start

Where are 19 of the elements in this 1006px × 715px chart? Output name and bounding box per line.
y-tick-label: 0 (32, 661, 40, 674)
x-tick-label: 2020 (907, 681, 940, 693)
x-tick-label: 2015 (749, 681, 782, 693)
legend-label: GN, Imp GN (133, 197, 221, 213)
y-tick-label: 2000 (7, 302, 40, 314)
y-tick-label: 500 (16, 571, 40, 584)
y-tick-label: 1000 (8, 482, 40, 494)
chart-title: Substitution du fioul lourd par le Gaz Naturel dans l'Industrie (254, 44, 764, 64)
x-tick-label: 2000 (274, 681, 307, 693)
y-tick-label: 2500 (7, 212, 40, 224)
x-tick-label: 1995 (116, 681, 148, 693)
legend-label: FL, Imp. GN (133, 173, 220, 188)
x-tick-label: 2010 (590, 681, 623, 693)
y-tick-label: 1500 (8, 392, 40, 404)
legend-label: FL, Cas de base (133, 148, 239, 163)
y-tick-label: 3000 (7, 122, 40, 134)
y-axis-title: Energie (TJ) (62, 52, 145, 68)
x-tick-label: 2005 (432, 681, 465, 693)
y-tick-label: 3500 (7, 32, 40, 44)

end

## What to work on:
Please replace "x-tick-label" with "x-axis-tick" in everything from the first of the rows above down to the line containing "y-tick-label: 1500 (8, 392, 40, 404)", both included. Return only those lines, with everything else left unchanged.

## Reply:
Where are 19 of the elements in this 1006px × 715px chart? Output name and bounding box per line.
y-tick-label: 0 (32, 661, 40, 674)
x-axis-tick: 2020 (907, 681, 940, 693)
x-axis-tick: 2015 (749, 681, 782, 693)
legend-label: GN, Imp GN (133, 197, 221, 213)
y-tick-label: 2000 (7, 302, 40, 314)
y-tick-label: 500 (16, 571, 40, 584)
y-tick-label: 1000 (8, 482, 40, 494)
chart-title: Substitution du fioul lourd par le Gaz Naturel dans l'Industrie (254, 44, 764, 64)
x-axis-tick: 2000 (274, 681, 307, 693)
y-tick-label: 2500 (7, 212, 40, 224)
x-axis-tick: 1995 (116, 681, 148, 693)
legend-label: FL, Imp. GN (133, 173, 220, 188)
x-axis-tick: 2010 (590, 681, 623, 693)
y-tick-label: 1500 (8, 392, 40, 404)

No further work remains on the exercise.